* begin Raw data *
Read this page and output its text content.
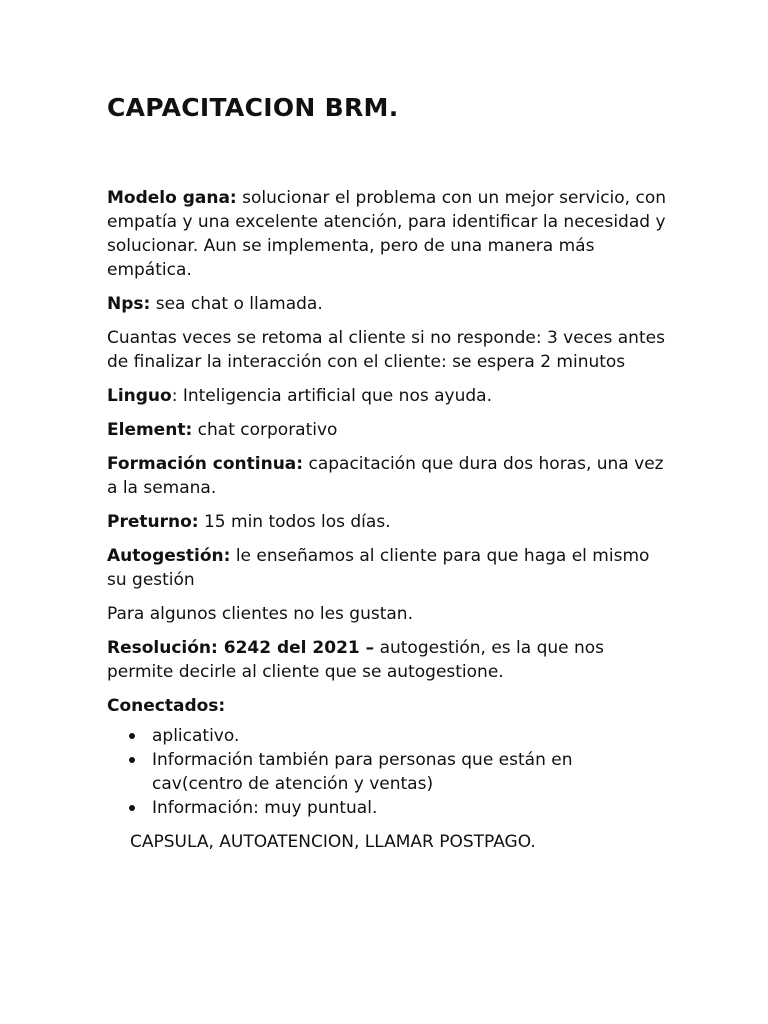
CAPACITACION BRM.

Modelo gana: solucionar el problema con un mejor servicio, con empatía y una excelente atención, para identificar la necesidad y solucionar. Aun se implementa, pero de una manera más empática.

Nps: sea chat o llamada.

Cuantas veces se retoma al cliente si no responde: 3 veces antes de finalizar la interacción con el cliente: se espera 2 minutos

Linguo: Inteligencia artificial que nos ayuda.

Element: chat corporativo

Formación continua: capacitación que dura dos horas, una vez a la semana.

Preturno: 15 min todos los días.

Autogestión: le enseñamos al cliente para que haga el mismo su gestión

Para algunos clientes no les gustan.

Resolución: 6242 del 2021 – autogestión, es la que nos permite decirle al cliente que se autogestione.

Conectados:

aplicativo.
Información también para personas que están en cav(centro de atención y ventas)
Información: muy puntual.

CAPSULA, AUTOATENCION, LLAMAR POSTPAGO.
* end Raw data *
Retype the entries word for word. Omit any images.

Read this page and output its text content.
CAPACITACION BRM.

Modelo gana: solucionar el problema con un mejor servicio, con empatía y una excelente atención, para identificar la necesidad y solucionar. Aun se implementa, pero de una manera más empática.

Nps: sea chat o llamada.

Cuantas veces se retoma al cliente si no responde: 3 veces antes de finalizar la interacción con el cliente: se espera 2 minutos

Linguo: Inteligencia artificial que nos ayuda.

Element: chat corporativo

Formación continua: capacitación que dura dos horas, una vez a la semana.

Preturno: 15 min todos los días.

Autogestión: le enseñamos al cliente para que haga el mismo su gestión

Para algunos clientes no les gustan.

Resolución: 6242 del 2021 – autogestión, es la que nos permite decirle al cliente que se autogestione.

Conectados:

aplicativo.
Información también para personas que están en cav(centro de atención y ventas)
Información: muy puntual.

CAPSULA, AUTOATENCION, LLAMAR POSTPAGO.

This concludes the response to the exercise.